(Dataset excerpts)
·····

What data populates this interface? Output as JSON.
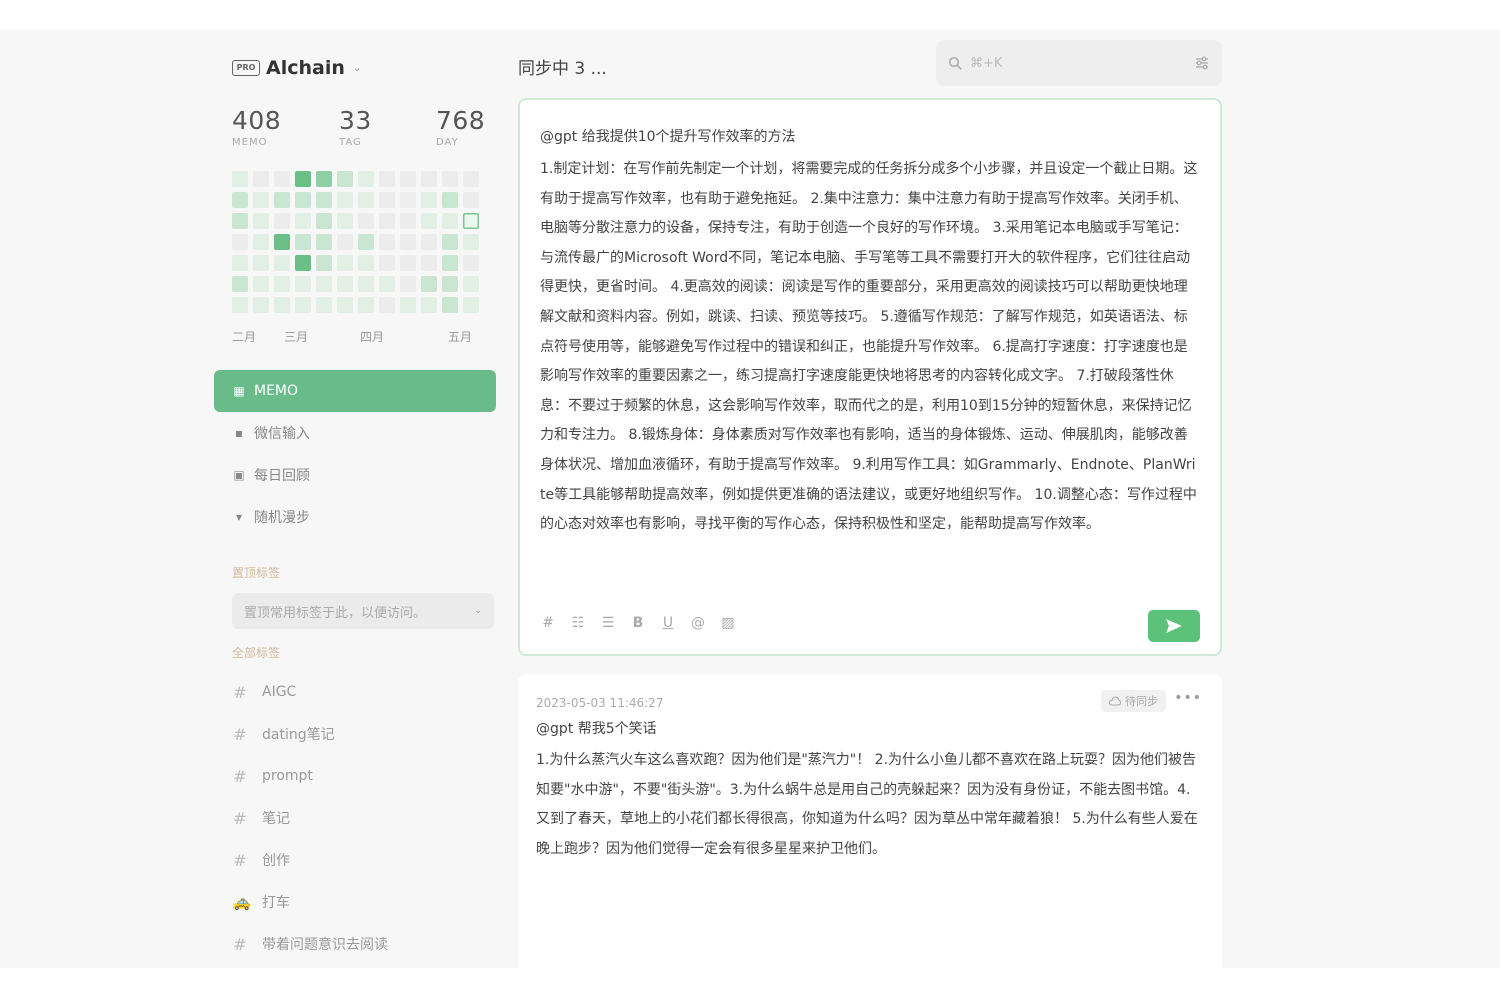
{
  "user": {
    "badge": "PRO",
    "name": "Alchain",
    "caret": "⌄"
  },
  "stats": [
    {
      "value": "408",
      "label": "MEMO"
    },
    {
      "value": "33",
      "label": "TAG"
    },
    {
      "value": "768",
      "label": "DAY"
    }
  ],
  "heatmap": {
    "columns": 12,
    "rows": [
      [
        1,
        0,
        0,
        4,
        3,
        2,
        1,
        0,
        0,
        0,
        0,
        0
      ],
      [
        2,
        1,
        2,
        2,
        2,
        1,
        1,
        0,
        0,
        1,
        2,
        0
      ],
      [
        2,
        1,
        0,
        1,
        2,
        1,
        0,
        0,
        0,
        1,
        1,
        2
      ],
      [
        0,
        1,
        4,
        2,
        2,
        0,
        2,
        0,
        0,
        0,
        2,
        1
      ],
      [
        1,
        1,
        1,
        4,
        2,
        1,
        1,
        0,
        0,
        0,
        2,
        0
      ],
      [
        2,
        1,
        1,
        1,
        1,
        1,
        1,
        1,
        0,
        2,
        2,
        1
      ],
      [
        1,
        1,
        1,
        1,
        1,
        1,
        1,
        0,
        1,
        1,
        2,
        1
      ]
    ],
    "highlight": {
      "row": 2,
      "col": 11
    },
    "months": [
      "二月",
      "三月",
      "四月",
      "五月"
    ]
  },
  "nav": [
    {
      "label": "MEMO",
      "icon": "grid-icon",
      "glyph": "▦",
      "active": true
    },
    {
      "label": "微信输入",
      "icon": "chat-icon",
      "glyph": "▪",
      "active": false
    },
    {
      "label": "每日回顾",
      "icon": "calendar-icon",
      "glyph": "▣",
      "active": false
    },
    {
      "label": "随机漫步",
      "icon": "walk-icon",
      "glyph": "▾",
      "active": false
    }
  ],
  "pinned": {
    "label": "置顶标签",
    "placeholder": "置顶常用标签于此，以便访问。"
  },
  "all_tags": {
    "label": "全部标签",
    "items": [
      {
        "label": "AIGC",
        "icon": "#"
      },
      {
        "label": "dating笔记",
        "icon": "#"
      },
      {
        "label": "prompt",
        "icon": "#"
      },
      {
        "label": "笔记",
        "icon": "#"
      },
      {
        "label": "创作",
        "icon": "#"
      },
      {
        "label": "打车",
        "icon": "🚕"
      },
      {
        "label": "带着问题意识去阅读",
        "icon": "#"
      }
    ]
  },
  "header": {
    "sync_status": "同步中 3 ..."
  },
  "search": {
    "placeholder": "⌘+K"
  },
  "editor": {
    "prompt": "@gpt 给我提供10个提升写作效率的方法",
    "body": "1.制定计划：在写作前先制定一个计划，将需要完成的任务拆分成多个小步骤，并且设定一个截止日期。这有助于提高写作效率，也有助于避免拖延。 2.集中注意力：集中注意力有助于提高写作效率。关闭手机、电脑等分散注意力的设备，保持专注，有助于创造一个良好的写作环境。 3.采用笔记本电脑或手写笔记：与流传最广的Microsoft Word不同，笔记本电脑、手写笔等工具不需要打开大的软件程序，它们往往启动得更快，更省时间。 4.更高效的阅读：阅读是写作的重要部分，采用更高效的阅读技巧可以帮助更快地理解文献和资料内容。例如，跳读、扫读、预览等技巧。 5.遵循写作规范：了解写作规范，如英语语法、标点符号使用等，能够避免写作过程中的错误和纠正，也能提升写作效率。 6.提高打字速度：打字速度也是影响写作效率的重要因素之一，练习提高打字速度能更快地将思考的内容转化成文字。 7.打破段落性休息：不要过于频繁的休息，这会影响写作效率，取而代之的是，利用10到15分钟的短暂休息，来保持记忆力和专注力。 8.锻炼身体：身体素质对写作效率也有影响，适当的身体锻炼、运动、伸展肌肉，能够改善身体状况、增加血液循环，有助于提高写作效率。 9.利用写作工具：如Grammarly、Endnote、PlanWrite等工具能够帮助提高效率，例如提供更准确的语法建议，或更好地组织写作。 10.调整心态：写作过程中的心态对效率也有影响，寻找平衡的写作心态，保持积极性和坚定，能帮助提高写作效率。",
    "toolbar": [
      {
        "name": "hashtag-icon",
        "glyph": "#"
      },
      {
        "name": "unordered-list-icon",
        "glyph": "☷"
      },
      {
        "name": "ordered-list-icon",
        "glyph": "☰"
      },
      {
        "name": "bold-icon",
        "glyph": "B"
      },
      {
        "name": "underline-icon",
        "glyph": "U"
      },
      {
        "name": "mention-icon",
        "glyph": "@"
      },
      {
        "name": "image-icon",
        "glyph": "▨"
      }
    ]
  },
  "memo": {
    "timestamp": "2023-05-03 11:46:27",
    "sync_label": "待同步",
    "more": "•••",
    "prompt": "@gpt 帮我5个笑话",
    "body": "1.为什么蒸汽火车这么喜欢跑？因为他们是\"蒸汽力\"！ 2.为什么小鱼儿都不喜欢在路上玩耍？因为他们被告知要\"水中游\"，不要\"街头游\"。3.为什么蜗牛总是用自己的壳躲起来？因为没有身份证，不能去图书馆。4.又到了春天，草地上的小花们都长得很高，你知道为什么吗？因为草丛中常年藏着狼！ 5.为什么有些人爱在晚上跑步？因为他们觉得一定会有很多星星来护卫他们。"
  },
  "colors": {
    "accent": "#6abb8a",
    "send": "#5cc27a",
    "section_label": "#d3b99a",
    "editor_border": "#cfe9d7"
  }
}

·····

> WORK INSTRUCTIONS
Repeat the data exactly, excluding the pictures.

> SOLUTION FOR THIS EXERCISE
What data populates this interface? Output as JSON.
{
  "user": {
    "badge": "PRO",
    "name": "Alchain",
    "caret": "⌄"
  },
  "stats": [
    {
      "value": "408",
      "label": "MEMO"
    },
    {
      "value": "33",
      "label": "TAG"
    },
    {
      "value": "768",
      "label": "DAY"
    }
  ],
  "heatmap": {
    "columns": 12,
    "rows": [
      [
        1,
        0,
        0,
        4,
        3,
        2,
        1,
        0,
        0,
        0,
        0,
        0
      ],
      [
        2,
        1,
        2,
        2,
        2,
        1,
        1,
        0,
        0,
        1,
        2,
        0
      ],
      [
        2,
        1,
        0,
        1,
        2,
        1,
        0,
        0,
        0,
        1,
        1,
        2
      ],
      [
        0,
        1,
        4,
        2,
        2,
        0,
        2,
        0,
        0,
        0,
        2,
        1
      ],
      [
        1,
        1,
        1,
        4,
        2,
        1,
        1,
        0,
        0,
        0,
        2,
        0
      ],
      [
        2,
        1,
        1,
        1,
        1,
        1,
        1,
        1,
        0,
        2,
        2,
        1
      ],
      [
        1,
        1,
        1,
        1,
        1,
        1,
        1,
        0,
        1,
        1,
        2,
        1
      ]
    ],
    "highlight": {
      "row": 2,
      "col": 11
    },
    "months": [
      "二月",
      "三月",
      "四月",
      "五月"
    ]
  },
  "nav": [
    {
      "label": "MEMO",
      "icon": "grid-icon",
      "glyph": "▦",
      "active": true
    },
    {
      "label": "微信输入",
      "icon": "chat-icon",
      "glyph": "▪",
      "active": false
    },
    {
      "label": "每日回顾",
      "icon": "calendar-icon",
      "glyph": "▣",
      "active": false
    },
    {
      "label": "随机漫步",
      "icon": "walk-icon",
      "glyph": "▾",
      "active": false
    }
  ],
  "pinned": {
    "label": "置顶标签",
    "placeholder": "置顶常用标签于此，以便访问。"
  },
  "all_tags": {
    "label": "全部标签",
    "items": [
      {
        "label": "AIGC",
        "icon": "#"
      },
      {
        "label": "dating笔记",
        "icon": "#"
      },
      {
        "label": "prompt",
        "icon": "#"
      },
      {
        "label": "笔记",
        "icon": "#"
      },
      {
        "label": "创作",
        "icon": "#"
      },
      {
        "label": "打车",
        "icon": "🚕"
      },
      {
        "label": "带着问题意识去阅读",
        "icon": "#"
      }
    ]
  },
  "header": {
    "sync_status": "同步中 3 ..."
  },
  "search": {
    "placeholder": "⌘+K"
  },
  "editor": {
    "prompt": "@gpt 给我提供10个提升写作效率的方法",
    "body": "1.制定计划：在写作前先制定一个计划，将需要完成的任务拆分成多个小步骤，并且设定一个截止日期。这有助于提高写作效率，也有助于避免拖延。 2.集中注意力：集中注意力有助于提高写作效率。关闭手机、电脑等分散注意力的设备，保持专注，有助于创造一个良好的写作环境。 3.采用笔记本电脑或手写笔记：与流传最广的Microsoft Word不同，笔记本电脑、手写笔等工具不需要打开大的软件程序，它们往往启动得更快，更省时间。 4.更高效的阅读：阅读是写作的重要部分，采用更高效的阅读技巧可以帮助更快地理解文献和资料内容。例如，跳读、扫读、预览等技巧。 5.遵循写作规范：了解写作规范，如英语语法、标点符号使用等，能够避免写作过程中的错误和纠正，也能提升写作效率。 6.提高打字速度：打字速度也是影响写作效率的重要因素之一，练习提高打字速度能更快地将思考的内容转化成文字。 7.打破段落性休息：不要过于频繁的休息，这会影响写作效率，取而代之的是，利用10到15分钟的短暂休息，来保持记忆力和专注力。 8.锻炼身体：身体素质对写作效率也有影响，适当的身体锻炼、运动、伸展肌肉，能够改善身体状况、增加血液循环，有助于提高写作效率。 9.利用写作工具：如Grammarly、Endnote、PlanWrite等工具能够帮助提高效率，例如提供更准确的语法建议，或更好地组织写作。 10.调整心态：写作过程中的心态对效率也有影响，寻找平衡的写作心态，保持积极性和坚定，能帮助提高写作效率。",
    "toolbar": [
      {
        "name": "hashtag-icon",
        "glyph": "#"
      },
      {
        "name": "unordered-list-icon",
        "glyph": "☷"
      },
      {
        "name": "ordered-list-icon",
        "glyph": "☰"
      },
      {
        "name": "bold-icon",
        "glyph": "B"
      },
      {
        "name": "underline-icon",
        "glyph": "U"
      },
      {
        "name": "mention-icon",
        "glyph": "@"
      },
      {
        "name": "image-icon",
        "glyph": "▨"
      }
    ]
  },
  "memo": {
    "timestamp": "2023-05-03 11:46:27",
    "sync_label": "待同步",
    "more": "•••",
    "prompt": "@gpt 帮我5个笑话",
    "body": "1.为什么蒸汽火车这么喜欢跑？因为他们是\"蒸汽力\"！ 2.为什么小鱼儿都不喜欢在路上玩耍？因为他们被告知要\"水中游\"，不要\"街头游\"。3.为什么蜗牛总是用自己的壳躲起来？因为没有身份证，不能去图书馆。4.又到了春天，草地上的小花们都长得很高，你知道为什么吗？因为草丛中常年藏着狼！ 5.为什么有些人爱在晚上跑步？因为他们觉得一定会有很多星星来护卫他们。"
  },
  "colors": {
    "accent": "#6abb8a",
    "send": "#5cc27a",
    "section_label": "#d3b99a",
    "editor_border": "#cfe9d7"
  }
}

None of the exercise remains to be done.